Give an exact copy of every line, leaving images out.

----

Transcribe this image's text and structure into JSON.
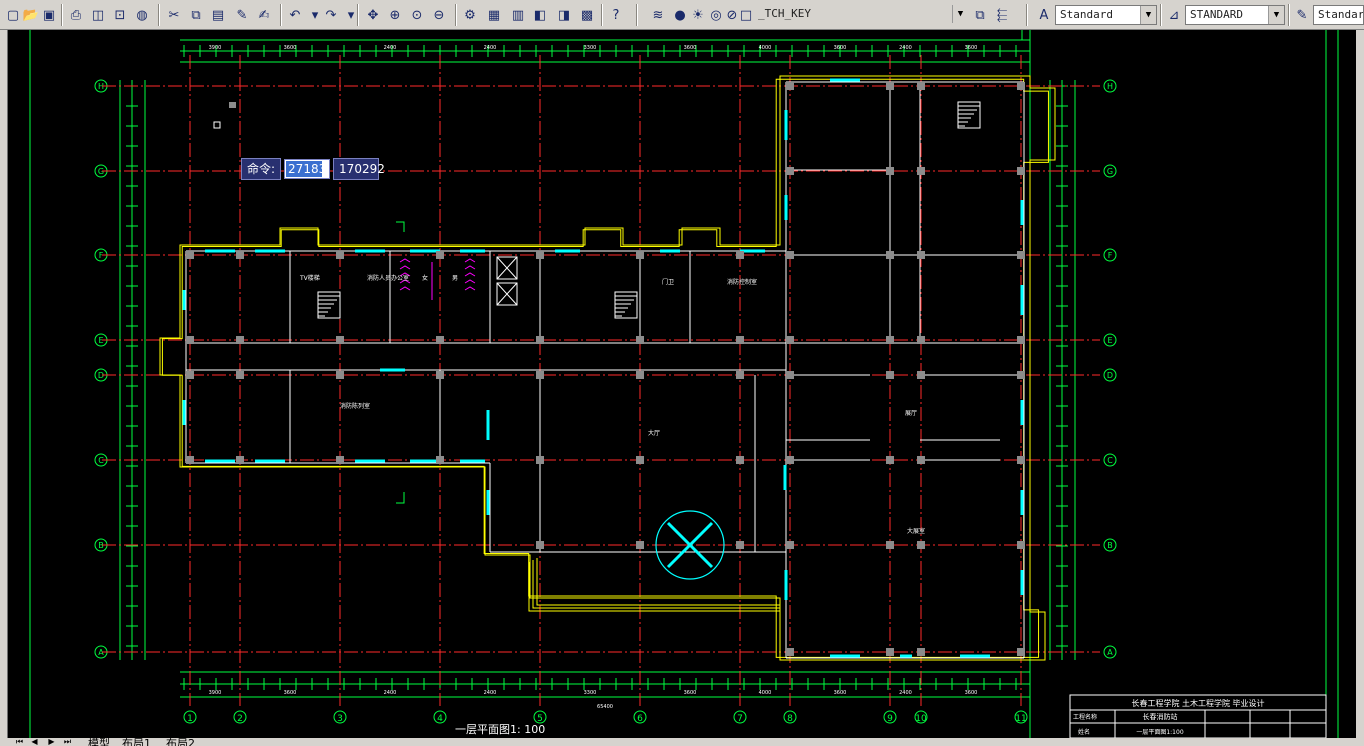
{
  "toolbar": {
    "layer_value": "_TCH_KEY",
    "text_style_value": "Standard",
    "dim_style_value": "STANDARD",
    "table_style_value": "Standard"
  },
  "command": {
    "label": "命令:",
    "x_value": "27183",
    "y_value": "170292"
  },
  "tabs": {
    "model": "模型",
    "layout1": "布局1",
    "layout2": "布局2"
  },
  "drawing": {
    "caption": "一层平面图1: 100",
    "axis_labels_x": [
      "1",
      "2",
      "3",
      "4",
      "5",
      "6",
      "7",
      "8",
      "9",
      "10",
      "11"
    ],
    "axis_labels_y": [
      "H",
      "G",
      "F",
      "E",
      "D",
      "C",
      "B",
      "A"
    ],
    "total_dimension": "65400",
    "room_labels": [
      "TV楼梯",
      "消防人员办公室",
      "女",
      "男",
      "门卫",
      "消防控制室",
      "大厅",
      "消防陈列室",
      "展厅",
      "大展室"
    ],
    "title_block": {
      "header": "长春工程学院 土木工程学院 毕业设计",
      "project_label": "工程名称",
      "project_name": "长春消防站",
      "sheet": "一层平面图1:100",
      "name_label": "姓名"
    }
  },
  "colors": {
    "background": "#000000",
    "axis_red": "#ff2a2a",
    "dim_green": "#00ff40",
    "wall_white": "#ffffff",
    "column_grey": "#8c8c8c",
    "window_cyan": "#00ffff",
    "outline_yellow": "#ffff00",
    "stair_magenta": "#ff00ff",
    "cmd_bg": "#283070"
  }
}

----

**ANSWER BELOW:**
Transcribe this image's text and structure into JSON.
{
  "toolbar": {
    "layer_value": "_TCH_KEY",
    "text_style_value": "Standard",
    "dim_style_value": "STANDARD",
    "table_style_value": "Standard"
  },
  "command": {
    "label": "命令:",
    "x_value": "27183",
    "y_value": "170292"
  },
  "tabs": {
    "model": "模型",
    "layout1": "布局1",
    "layout2": "布局2"
  },
  "drawing": {
    "caption": "一层平面图1: 100",
    "axis_labels_x": [
      "1",
      "2",
      "3",
      "4",
      "5",
      "6",
      "7",
      "8",
      "9",
      "10",
      "11"
    ],
    "axis_labels_y": [
      "H",
      "G",
      "F",
      "E",
      "D",
      "C",
      "B",
      "A"
    ],
    "total_dimension": "65400",
    "room_labels": [
      "TV楼梯",
      "消防人员办公室",
      "女",
      "男",
      "门卫",
      "消防控制室",
      "大厅",
      "消防陈列室",
      "展厅",
      "大展室"
    ],
    "title_block": {
      "header": "长春工程学院 土木工程学院 毕业设计",
      "project_label": "工程名称",
      "project_name": "长春消防站",
      "sheet": "一层平面图1:100",
      "name_label": "姓名"
    }
  },
  "colors": {
    "background": "#000000",
    "axis_red": "#ff2a2a",
    "dim_green": "#00ff40",
    "wall_white": "#ffffff",
    "column_grey": "#8c8c8c",
    "window_cyan": "#00ffff",
    "outline_yellow": "#ffff00",
    "stair_magenta": "#ff00ff",
    "cmd_bg": "#283070"
  }
}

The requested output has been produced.